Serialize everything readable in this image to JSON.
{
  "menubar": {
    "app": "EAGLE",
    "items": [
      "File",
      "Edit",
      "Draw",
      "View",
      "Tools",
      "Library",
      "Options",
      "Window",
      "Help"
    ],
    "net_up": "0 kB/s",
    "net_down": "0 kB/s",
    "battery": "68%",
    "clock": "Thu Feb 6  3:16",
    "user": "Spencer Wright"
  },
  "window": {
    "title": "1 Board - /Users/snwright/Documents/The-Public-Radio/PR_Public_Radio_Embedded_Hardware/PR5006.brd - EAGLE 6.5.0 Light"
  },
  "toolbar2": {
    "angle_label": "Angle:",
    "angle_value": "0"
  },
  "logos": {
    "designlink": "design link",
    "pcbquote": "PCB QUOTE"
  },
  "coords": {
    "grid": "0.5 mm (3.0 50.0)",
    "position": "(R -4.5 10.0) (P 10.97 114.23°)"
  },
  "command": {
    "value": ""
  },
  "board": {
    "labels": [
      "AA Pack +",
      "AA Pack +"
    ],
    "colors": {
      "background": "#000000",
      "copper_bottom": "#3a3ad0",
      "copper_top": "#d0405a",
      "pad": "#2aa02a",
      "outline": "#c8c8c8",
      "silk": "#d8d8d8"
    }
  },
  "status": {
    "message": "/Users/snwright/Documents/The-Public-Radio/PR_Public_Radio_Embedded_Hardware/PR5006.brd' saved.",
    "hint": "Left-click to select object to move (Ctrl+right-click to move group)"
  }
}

———

Your task. Copy each line of the listing in which the word "Documents" can be found.

Solved problem.
    "title": "1 Board - /Users/snwright/Documents/The-Public-Radio/PR_Public_Radio_Embedded_Hardware/PR5006.brd - EAGLE 6.5.0 Light"
    "message": "/Users/snwright/Documents/The-Public-Radio/PR_Public_Radio_Embedded_Hardware/PR5006.brd' saved.",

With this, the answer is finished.